Dataset records

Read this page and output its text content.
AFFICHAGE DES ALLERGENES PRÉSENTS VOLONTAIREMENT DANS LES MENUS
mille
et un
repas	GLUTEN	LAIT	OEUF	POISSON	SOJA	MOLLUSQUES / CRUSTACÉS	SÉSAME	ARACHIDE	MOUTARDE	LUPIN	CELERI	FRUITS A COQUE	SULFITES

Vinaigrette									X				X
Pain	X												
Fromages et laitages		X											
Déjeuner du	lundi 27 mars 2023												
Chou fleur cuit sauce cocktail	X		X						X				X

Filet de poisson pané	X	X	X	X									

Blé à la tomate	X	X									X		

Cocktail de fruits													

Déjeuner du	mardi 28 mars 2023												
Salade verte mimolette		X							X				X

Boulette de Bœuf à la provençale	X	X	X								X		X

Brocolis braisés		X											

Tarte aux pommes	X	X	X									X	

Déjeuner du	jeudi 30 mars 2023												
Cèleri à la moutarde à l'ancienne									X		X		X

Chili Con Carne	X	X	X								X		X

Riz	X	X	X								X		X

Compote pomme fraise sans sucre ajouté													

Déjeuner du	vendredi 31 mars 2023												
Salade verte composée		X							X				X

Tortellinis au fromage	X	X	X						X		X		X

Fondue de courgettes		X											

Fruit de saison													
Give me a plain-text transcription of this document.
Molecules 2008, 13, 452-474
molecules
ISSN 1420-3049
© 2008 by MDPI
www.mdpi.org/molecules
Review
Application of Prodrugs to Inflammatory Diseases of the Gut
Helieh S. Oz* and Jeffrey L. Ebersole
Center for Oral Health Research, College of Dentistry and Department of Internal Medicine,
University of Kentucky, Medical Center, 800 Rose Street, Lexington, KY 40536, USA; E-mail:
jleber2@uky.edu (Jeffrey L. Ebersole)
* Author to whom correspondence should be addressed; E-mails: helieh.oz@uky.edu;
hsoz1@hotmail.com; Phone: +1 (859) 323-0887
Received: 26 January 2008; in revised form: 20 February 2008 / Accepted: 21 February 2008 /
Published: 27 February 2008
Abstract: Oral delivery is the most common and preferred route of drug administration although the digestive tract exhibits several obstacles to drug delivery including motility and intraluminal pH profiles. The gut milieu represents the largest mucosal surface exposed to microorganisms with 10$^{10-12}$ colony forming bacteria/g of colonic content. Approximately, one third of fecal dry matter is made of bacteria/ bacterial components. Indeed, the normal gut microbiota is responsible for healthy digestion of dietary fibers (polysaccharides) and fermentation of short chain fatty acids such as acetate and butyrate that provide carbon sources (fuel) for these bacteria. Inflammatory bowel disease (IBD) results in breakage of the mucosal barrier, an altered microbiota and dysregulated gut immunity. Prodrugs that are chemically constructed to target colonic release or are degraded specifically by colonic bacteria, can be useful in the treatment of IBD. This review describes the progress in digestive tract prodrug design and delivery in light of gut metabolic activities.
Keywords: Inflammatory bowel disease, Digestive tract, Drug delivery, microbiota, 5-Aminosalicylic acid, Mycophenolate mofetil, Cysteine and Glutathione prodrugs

WHAT TO WORK ON
Every line above should be printed again exactly as it stands.

TASK RESULT
Read this page and output its text content.
AFFICHAGE DES ALLERGENES PRÉSENTS VOLONTAIREMENT DANS LES MENUS
mille
et un
repas	GLUTEN	LAIT	OEUF	POISSON	SOJA	MOLLUSQUES / CRUSTACÉS	SÉSAME	ARACHIDE	MOUTARDE	LUPIN	CELERI	FRUITS A COQUE	SULFITES

Vinaigrette									X				X
Pain	X												
Fromages et laitages		X											
Déjeuner du	lundi 27 mars 2023												
Chou fleur cuit sauce cocktail	X		X						X				X

Filet de poisson pané	X	X	X	X									

Blé à la tomate	X	X									X		

Cocktail de fruits													

Déjeuner du	mardi 28 mars 2023												
Salade verte mimolette		X							X				X

Boulette de Bœuf à la provençale	X	X	X								X		X

Brocolis braisés		X											

Tarte aux pommes	X	X	X									X	

Déjeuner du	jeudi 30 mars 2023												
Cèleri à la moutarde à l'ancienne									X		X		X

Chili Con Carne	X	X	X								X		X

Riz	X	X	X								X		X

Compote pomme fraise sans sucre ajouté													

Déjeuner du	vendredi 31 mars 2023												
Salade verte composée		X							X				X

Tortellinis au fromage	X	X	X						X		X		X

Fondue de courgettes		X											

Fruit de saison													
Give me a plain-text transcription of this document.
Molecules 2008, 13, 452-474
molecules
ISSN 1420-3049
© 2008 by MDPI
www.mdpi.org/molecules
Review
Application of Prodrugs to Inflammatory Diseases of the Gut
Helieh S. Oz* and Jeffrey L. Ebersole
Center for Oral Health Research, College of Dentistry and Department of Internal Medicine,
University of Kentucky, Medical Center, 800 Rose Street, Lexington, KY 40536, USA; E-mail:
jleber2@uky.edu (Jeffrey L. Ebersole)
* Author to whom correspondence should be addressed; E-mails: helieh.oz@uky.edu;
hsoz1@hotmail.com; Phone: +1 (859) 323-0887
Received: 26 January 2008; in revised form: 20 February 2008 / Accepted: 21 February 2008 /
Published: 27 February 2008
Abstract: Oral delivery is the most common and preferred route of drug administration although the digestive tract exhibits several obstacles to drug delivery including motility and intraluminal pH profiles. The gut milieu represents the largest mucosal surface exposed to microorganisms with 10$^{10-12}$ colony forming bacteria/g of colonic content. Approximately, one third of fecal dry matter is made of bacteria/ bacterial components. Indeed, the normal gut microbiota is responsible for healthy digestion of dietary fibers (polysaccharides) and fermentation of short chain fatty acids such as acetate and butyrate that provide carbon sources (fuel) for these bacteria. Inflammatory bowel disease (IBD) results in breakage of the mucosal barrier, an altered microbiota and dysregulated gut immunity. Prodrugs that are chemically constructed to target colonic release or are degraded specifically by colonic bacteria, can be useful in the treatment of IBD. This review describes the progress in digestive tract prodrug design and delivery in light of gut metabolic activities.
Keywords: Inflammatory bowel disease, Digestive tract, Drug delivery, microbiota, 5-Aminosalicylic acid, Mycophenolate mofetil, Cysteine and Glutathione prodrugs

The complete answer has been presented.